List all lines of the data that include the string "HDMI".

[Collected data entries]
==================================================

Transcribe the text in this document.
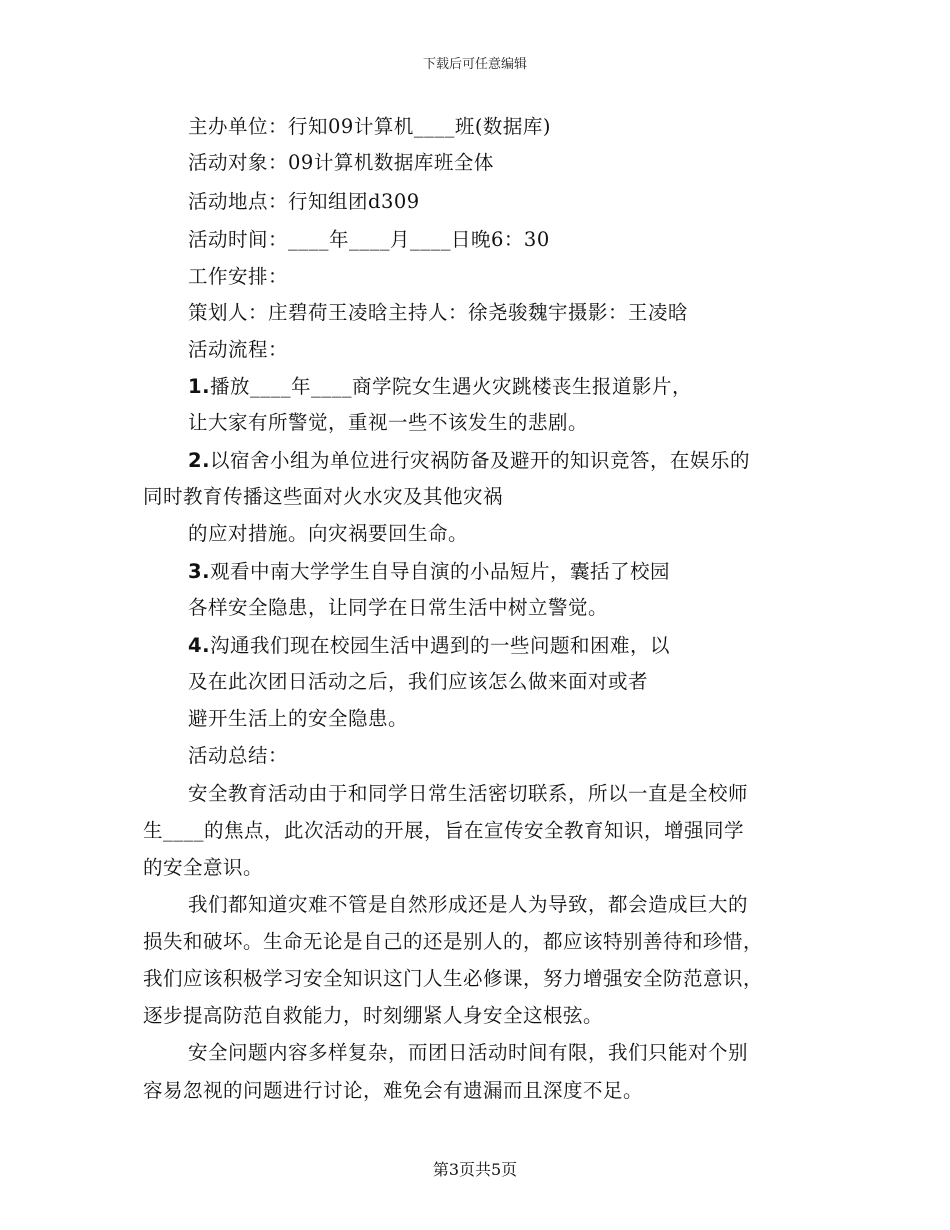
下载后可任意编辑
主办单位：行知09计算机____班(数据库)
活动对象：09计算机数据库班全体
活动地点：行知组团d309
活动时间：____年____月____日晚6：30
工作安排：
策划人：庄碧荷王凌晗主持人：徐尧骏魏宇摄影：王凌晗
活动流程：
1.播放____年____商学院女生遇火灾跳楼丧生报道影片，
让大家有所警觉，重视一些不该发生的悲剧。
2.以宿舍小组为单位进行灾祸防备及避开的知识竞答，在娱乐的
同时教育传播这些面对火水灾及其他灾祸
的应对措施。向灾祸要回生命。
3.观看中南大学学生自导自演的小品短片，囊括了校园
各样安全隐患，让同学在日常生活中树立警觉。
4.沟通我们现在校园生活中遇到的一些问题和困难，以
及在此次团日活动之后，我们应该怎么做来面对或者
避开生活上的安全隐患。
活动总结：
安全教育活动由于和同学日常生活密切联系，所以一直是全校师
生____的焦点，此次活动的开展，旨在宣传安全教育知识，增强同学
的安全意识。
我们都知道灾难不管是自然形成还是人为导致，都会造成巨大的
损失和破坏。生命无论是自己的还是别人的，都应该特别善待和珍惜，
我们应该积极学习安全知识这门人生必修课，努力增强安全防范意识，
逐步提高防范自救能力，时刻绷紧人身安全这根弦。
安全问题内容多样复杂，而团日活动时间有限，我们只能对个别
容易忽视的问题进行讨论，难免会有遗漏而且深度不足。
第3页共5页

==================================================

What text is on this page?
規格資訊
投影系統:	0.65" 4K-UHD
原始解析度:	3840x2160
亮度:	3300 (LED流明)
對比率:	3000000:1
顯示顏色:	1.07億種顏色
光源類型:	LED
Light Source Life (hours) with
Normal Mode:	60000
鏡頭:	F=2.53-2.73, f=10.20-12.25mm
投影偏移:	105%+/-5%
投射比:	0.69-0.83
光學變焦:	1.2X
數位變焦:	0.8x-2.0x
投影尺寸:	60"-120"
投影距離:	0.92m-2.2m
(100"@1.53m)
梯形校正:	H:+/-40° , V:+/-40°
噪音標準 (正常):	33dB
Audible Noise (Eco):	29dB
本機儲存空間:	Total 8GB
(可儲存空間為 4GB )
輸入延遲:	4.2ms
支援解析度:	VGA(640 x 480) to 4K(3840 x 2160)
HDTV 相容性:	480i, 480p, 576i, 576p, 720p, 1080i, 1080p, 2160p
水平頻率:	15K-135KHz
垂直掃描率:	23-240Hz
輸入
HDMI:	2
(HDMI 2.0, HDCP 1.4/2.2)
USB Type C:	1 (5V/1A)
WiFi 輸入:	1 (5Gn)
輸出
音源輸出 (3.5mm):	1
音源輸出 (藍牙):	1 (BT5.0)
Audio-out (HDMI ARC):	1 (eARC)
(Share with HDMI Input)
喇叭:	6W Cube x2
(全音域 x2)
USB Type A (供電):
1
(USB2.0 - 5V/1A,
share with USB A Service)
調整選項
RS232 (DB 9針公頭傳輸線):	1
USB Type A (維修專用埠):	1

==================================================

## [Written reply]
HDMI:	2
(HDMI 2.0, HDCP 1.4/2.2)
Audio-out (HDMI ARC):	1 (eARC)
(Share with HDMI Input)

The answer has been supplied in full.